- Directive
Return a copy of each line that holds the string "Choose".

- Materials provided
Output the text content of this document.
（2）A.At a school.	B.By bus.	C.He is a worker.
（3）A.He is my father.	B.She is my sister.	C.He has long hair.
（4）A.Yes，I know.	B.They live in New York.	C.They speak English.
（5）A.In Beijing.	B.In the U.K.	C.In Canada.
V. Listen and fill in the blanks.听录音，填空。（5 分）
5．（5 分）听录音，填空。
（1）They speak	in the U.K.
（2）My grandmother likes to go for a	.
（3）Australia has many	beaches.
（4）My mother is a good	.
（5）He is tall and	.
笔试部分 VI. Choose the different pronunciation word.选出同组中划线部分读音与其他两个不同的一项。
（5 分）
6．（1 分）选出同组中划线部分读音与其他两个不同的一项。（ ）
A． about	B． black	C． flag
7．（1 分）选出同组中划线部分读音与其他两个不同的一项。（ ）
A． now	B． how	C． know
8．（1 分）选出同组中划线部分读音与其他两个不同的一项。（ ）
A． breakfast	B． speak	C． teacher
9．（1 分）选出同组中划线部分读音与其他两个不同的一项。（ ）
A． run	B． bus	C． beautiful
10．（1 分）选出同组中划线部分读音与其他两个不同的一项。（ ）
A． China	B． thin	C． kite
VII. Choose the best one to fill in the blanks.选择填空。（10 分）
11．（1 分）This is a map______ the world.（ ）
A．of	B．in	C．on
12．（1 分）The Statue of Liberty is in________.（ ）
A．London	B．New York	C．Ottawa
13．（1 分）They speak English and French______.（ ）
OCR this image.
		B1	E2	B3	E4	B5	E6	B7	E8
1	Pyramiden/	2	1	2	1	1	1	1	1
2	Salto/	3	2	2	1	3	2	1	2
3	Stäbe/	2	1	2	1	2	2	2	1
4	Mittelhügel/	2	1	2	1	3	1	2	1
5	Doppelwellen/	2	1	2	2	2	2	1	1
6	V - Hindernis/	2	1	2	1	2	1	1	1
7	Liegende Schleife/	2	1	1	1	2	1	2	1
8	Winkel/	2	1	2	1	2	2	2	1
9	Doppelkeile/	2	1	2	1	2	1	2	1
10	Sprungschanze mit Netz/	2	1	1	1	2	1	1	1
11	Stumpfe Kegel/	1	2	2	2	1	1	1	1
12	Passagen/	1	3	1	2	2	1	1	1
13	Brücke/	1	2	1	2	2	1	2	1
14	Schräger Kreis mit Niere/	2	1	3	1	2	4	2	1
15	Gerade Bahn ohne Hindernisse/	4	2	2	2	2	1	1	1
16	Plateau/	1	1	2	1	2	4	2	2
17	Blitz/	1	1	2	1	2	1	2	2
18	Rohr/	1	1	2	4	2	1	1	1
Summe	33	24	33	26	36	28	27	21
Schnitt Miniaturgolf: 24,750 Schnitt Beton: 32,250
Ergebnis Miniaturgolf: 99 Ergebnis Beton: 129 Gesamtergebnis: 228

- Result
笔试部分 VI. Choose the different pronunciation word.选出同组中划线部分读音与其他两个不同的一项。
VII. Choose the best one to fill in the blanks.选择填空。（10 分）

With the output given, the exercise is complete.